═══ ROWS
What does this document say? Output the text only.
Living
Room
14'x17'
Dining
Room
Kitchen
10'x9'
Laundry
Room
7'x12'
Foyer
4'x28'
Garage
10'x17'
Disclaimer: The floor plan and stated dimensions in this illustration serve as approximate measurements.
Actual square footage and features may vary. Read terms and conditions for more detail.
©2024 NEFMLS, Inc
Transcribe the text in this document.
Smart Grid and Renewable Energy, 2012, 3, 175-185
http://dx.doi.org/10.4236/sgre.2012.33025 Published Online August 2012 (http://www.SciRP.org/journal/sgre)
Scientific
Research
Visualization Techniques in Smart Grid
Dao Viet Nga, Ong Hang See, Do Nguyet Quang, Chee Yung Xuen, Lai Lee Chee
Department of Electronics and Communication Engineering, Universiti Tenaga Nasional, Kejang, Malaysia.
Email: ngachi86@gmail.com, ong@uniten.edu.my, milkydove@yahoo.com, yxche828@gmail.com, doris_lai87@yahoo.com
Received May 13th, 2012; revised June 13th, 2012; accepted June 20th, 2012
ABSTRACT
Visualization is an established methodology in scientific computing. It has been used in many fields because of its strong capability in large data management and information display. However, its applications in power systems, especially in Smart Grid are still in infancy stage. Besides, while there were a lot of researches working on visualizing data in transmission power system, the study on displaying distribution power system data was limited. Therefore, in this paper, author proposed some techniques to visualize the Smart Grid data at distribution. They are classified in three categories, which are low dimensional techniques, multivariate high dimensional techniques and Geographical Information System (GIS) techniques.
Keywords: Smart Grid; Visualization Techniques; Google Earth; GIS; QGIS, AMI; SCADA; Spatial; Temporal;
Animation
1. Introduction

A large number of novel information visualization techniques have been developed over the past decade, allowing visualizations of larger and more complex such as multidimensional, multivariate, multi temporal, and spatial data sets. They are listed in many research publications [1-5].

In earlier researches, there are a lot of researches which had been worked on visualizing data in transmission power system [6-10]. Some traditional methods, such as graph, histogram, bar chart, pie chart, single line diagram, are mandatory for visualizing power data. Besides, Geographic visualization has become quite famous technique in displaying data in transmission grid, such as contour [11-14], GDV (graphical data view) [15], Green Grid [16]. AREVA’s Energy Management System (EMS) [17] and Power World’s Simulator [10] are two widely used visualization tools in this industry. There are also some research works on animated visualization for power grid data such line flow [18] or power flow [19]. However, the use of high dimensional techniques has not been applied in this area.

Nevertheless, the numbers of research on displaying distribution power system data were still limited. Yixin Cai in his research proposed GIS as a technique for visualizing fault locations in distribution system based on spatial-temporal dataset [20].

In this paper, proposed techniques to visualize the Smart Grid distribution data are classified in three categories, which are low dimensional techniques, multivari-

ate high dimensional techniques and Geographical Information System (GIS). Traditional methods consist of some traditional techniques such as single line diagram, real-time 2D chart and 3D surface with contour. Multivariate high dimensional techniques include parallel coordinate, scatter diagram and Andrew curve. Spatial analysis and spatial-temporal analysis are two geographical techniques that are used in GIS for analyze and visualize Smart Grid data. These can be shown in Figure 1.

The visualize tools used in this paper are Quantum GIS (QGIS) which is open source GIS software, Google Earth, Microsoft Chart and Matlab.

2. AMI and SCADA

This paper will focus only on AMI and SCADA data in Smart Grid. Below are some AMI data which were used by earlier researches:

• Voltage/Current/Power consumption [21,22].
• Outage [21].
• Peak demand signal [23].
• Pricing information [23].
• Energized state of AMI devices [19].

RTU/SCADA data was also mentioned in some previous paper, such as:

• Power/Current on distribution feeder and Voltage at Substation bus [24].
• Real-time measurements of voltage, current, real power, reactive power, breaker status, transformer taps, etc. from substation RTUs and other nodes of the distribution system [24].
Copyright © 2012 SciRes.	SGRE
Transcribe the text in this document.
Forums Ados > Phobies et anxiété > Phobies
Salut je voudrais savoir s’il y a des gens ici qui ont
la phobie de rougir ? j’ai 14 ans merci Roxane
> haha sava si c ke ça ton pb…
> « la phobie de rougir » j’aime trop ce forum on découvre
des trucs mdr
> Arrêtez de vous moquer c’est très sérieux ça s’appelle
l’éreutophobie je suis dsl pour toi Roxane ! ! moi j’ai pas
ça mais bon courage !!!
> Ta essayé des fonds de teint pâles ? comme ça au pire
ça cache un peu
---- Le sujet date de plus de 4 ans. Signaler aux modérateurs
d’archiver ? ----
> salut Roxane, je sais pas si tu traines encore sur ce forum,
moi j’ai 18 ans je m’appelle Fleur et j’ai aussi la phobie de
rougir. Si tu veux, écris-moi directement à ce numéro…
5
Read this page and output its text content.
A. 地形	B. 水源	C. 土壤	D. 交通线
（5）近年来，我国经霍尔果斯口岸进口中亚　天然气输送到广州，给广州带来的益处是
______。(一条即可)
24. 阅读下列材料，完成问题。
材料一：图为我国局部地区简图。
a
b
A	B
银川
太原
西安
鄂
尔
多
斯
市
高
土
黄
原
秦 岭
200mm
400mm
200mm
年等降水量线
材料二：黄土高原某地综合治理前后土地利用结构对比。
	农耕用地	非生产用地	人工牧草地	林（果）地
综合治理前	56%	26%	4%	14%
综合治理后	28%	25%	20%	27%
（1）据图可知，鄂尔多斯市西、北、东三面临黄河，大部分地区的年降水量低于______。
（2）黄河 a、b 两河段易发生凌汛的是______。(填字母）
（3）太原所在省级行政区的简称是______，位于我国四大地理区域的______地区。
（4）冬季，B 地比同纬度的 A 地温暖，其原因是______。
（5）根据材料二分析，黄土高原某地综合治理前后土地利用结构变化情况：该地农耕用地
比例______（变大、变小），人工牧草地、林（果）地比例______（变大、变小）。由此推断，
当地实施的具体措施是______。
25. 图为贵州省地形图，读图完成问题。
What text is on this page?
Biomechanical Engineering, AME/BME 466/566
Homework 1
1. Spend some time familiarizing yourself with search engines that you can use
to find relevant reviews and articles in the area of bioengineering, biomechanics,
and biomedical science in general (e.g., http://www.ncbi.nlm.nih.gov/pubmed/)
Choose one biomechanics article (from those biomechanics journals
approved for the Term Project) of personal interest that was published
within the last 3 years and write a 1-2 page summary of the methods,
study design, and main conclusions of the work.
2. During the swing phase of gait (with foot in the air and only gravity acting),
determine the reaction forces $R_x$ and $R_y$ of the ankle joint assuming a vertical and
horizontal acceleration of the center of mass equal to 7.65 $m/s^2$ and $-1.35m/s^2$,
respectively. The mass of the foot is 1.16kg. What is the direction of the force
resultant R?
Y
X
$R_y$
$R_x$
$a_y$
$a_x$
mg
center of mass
══════
Return each entry from the material above exactly as it appears.

### COMPLETE ANSWER
What does this document say? Output the text only.
Living
Room
14'x17'
Dining
Room
Kitchen
10'x9'
Laundry
Room
7'x12'
Foyer
4'x28'
Garage
10'x17'
Disclaimer: The floor plan and stated dimensions in this illustration serve as approximate measurements.
Actual square footage and features may vary. Read terms and conditions for more detail.
©2024 NEFMLS, Inc
Transcribe the text in this document.
Smart Grid and Renewable Energy, 2012, 3, 175-185
http://dx.doi.org/10.4236/sgre.2012.33025 Published Online August 2012 (http://www.SciRP.org/journal/sgre)
Scientific
Research
Visualization Techniques in Smart Grid
Dao Viet Nga, Ong Hang See, Do Nguyet Quang, Chee Yung Xuen, Lai Lee Chee
Department of Electronics and Communication Engineering, Universiti Tenaga Nasional, Kejang, Malaysia.
Email: ngachi86@gmail.com, ong@uniten.edu.my, milkydove@yahoo.com, yxche828@gmail.com, doris_lai87@yahoo.com
Received May 13th, 2012; revised June 13th, 2012; accepted June 20th, 2012
ABSTRACT
Visualization is an established methodology in scientific computing. It has been used in many fields because of its strong capability in large data management and information display. However, its applications in power systems, especially in Smart Grid are still in infancy stage. Besides, while there were a lot of researches working on visualizing data in transmission power system, the study on displaying distribution power system data was limited. Therefore, in this paper, author proposed some techniques to visualize the Smart Grid data at distribution. They are classified in three categories, which are low dimensional techniques, multivariate high dimensional techniques and Geographical Information System (GIS) techniques.
Keywords: Smart Grid; Visualization Techniques; Google Earth; GIS; QGIS, AMI; SCADA; Spatial; Temporal;
Animation
1. Introduction

A large number of novel information visualization techniques have been developed over the past decade, allowing visualizations of larger and more complex such as multidimensional, multivariate, multi temporal, and spatial data sets. They are listed in many research publications [1-5].

In earlier researches, there are a lot of researches which had been worked on visualizing data in transmission power system [6-10]. Some traditional methods, such as graph, histogram, bar chart, pie chart, single line diagram, are mandatory for visualizing power data. Besides, Geographic visualization has become quite famous technique in displaying data in transmission grid, such as contour [11-14], GDV (graphical data view) [15], Green Grid [16]. AREVA’s Energy Management System (EMS) [17] and Power World’s Simulator [10] are two widely used visualization tools in this industry. There are also some research works on animated visualization for power grid data such line flow [18] or power flow [19]. However, the use of high dimensional techniques has not been applied in this area.

Nevertheless, the numbers of research on displaying distribution power system data were still limited. Yixin Cai in his research proposed GIS as a technique for visualizing fault locations in distribution system based on spatial-temporal dataset [20].

In this paper, proposed techniques to visualize the Smart Grid distribution data are classified in three categories, which are low dimensional techniques, multivari-

ate high dimensional techniques and Geographical Information System (GIS). Traditional methods consist of some traditional techniques such as single line diagram, real-time 2D chart and 3D surface with contour. Multivariate high dimensional techniques include parallel coordinate, scatter diagram and Andrew curve. Spatial analysis and spatial-temporal analysis are two geographical techniques that are used in GIS for analyze and visualize Smart Grid data. These can be shown in Figure 1.

The visualize tools used in this paper are Quantum GIS (QGIS) which is open source GIS software, Google Earth, Microsoft Chart and Matlab.

2. AMI and SCADA

This paper will focus only on AMI and SCADA data in Smart Grid. Below are some AMI data which were used by earlier researches:

• Voltage/Current/Power consumption [21,22].
• Outage [21].
• Peak demand signal [23].
• Pricing information [23].
• Energized state of AMI devices [19].

RTU/SCADA data was also mentioned in some previous paper, such as:

• Power/Current on distribution feeder and Voltage at Substation bus [24].
• Real-time measurements of voltage, current, real power, reactive power, breaker status, transformer taps, etc. from substation RTUs and other nodes of the distribution system [24].
Copyright © 2012 SciRes.	SGRE
Transcribe the text in this document.
Forums Ados > Phobies et anxiété > Phobies
Salut je voudrais savoir s’il y a des gens ici qui ont
la phobie de rougir ? j’ai 14 ans merci Roxane
> haha sava si c ke ça ton pb…
> « la phobie de rougir » j’aime trop ce forum on découvre
des trucs mdr
> Arrêtez de vous moquer c’est très sérieux ça s’appelle
l’éreutophobie je suis dsl pour toi Roxane ! ! moi j’ai pas
ça mais bon courage !!!
> Ta essayé des fonds de teint pâles ? comme ça au pire
ça cache un peu
---- Le sujet date de plus de 4 ans. Signaler aux modérateurs
d’archiver ? ----
> salut Roxane, je sais pas si tu traines encore sur ce forum,
moi j’ai 18 ans je m’appelle Fleur et j’ai aussi la phobie de
rougir. Si tu veux, écris-moi directement à ce numéro…
5
Read this page and output its text content.
A. 地形	B. 水源	C. 土壤	D. 交通线
（5）近年来，我国经霍尔果斯口岸进口中亚　天然气输送到广州，给广州带来的益处是
______。(一条即可)
24. 阅读下列材料，完成问题。
材料一：图为我国局部地区简图。
a
b
A	B
银川
太原
西安
鄂
尔
多
斯
市
高
土
黄
原
秦 岭
200mm
400mm
200mm
年等降水量线
材料二：黄土高原某地综合治理前后土地利用结构对比。
	农耕用地	非生产用地	人工牧草地	林（果）地
综合治理前	56%	26%	4%	14%
综合治理后	28%	25%	20%	27%
（1）据图可知，鄂尔多斯市西、北、东三面临黄河，大部分地区的年降水量低于______。
（2）黄河 a、b 两河段易发生凌汛的是______。(填字母）
（3）太原所在省级行政区的简称是______，位于我国四大地理区域的______地区。
（4）冬季，B 地比同纬度的 A 地温暖，其原因是______。
（5）根据材料二分析，黄土高原某地综合治理前后土地利用结构变化情况：该地农耕用地
比例______（变大、变小），人工牧草地、林（果）地比例______（变大、变小）。由此推断，
当地实施的具体措施是______。
25. 图为贵州省地形图，读图完成问题。
What text is on this page?
Biomechanical Engineering, AME/BME 466/566
Homework 1
1. Spend some time familiarizing yourself with search engines that you can use
to find relevant reviews and articles in the area of bioengineering, biomechanics,
and biomedical science in general (e.g., http://www.ncbi.nlm.nih.gov/pubmed/)
Choose one biomechanics article (from those biomechanics journals
approved for the Term Project) of personal interest that was published
within the last 3 years and write a 1-2 page summary of the methods,
study design, and main conclusions of the work.
2. During the swing phase of gait (with foot in the air and only gravity acting),
determine the reaction forces $R_x$ and $R_y$ of the ankle joint assuming a vertical and
horizontal acceleration of the center of mass equal to 7.65 $m/s^2$ and $-1.35m/s^2$,
respectively. The mass of the foot is 1.16kg. What is the direction of the force
resultant R?
Y
X
$R_y$
$R_x$
$a_y$
$a_x$
mg
center of mass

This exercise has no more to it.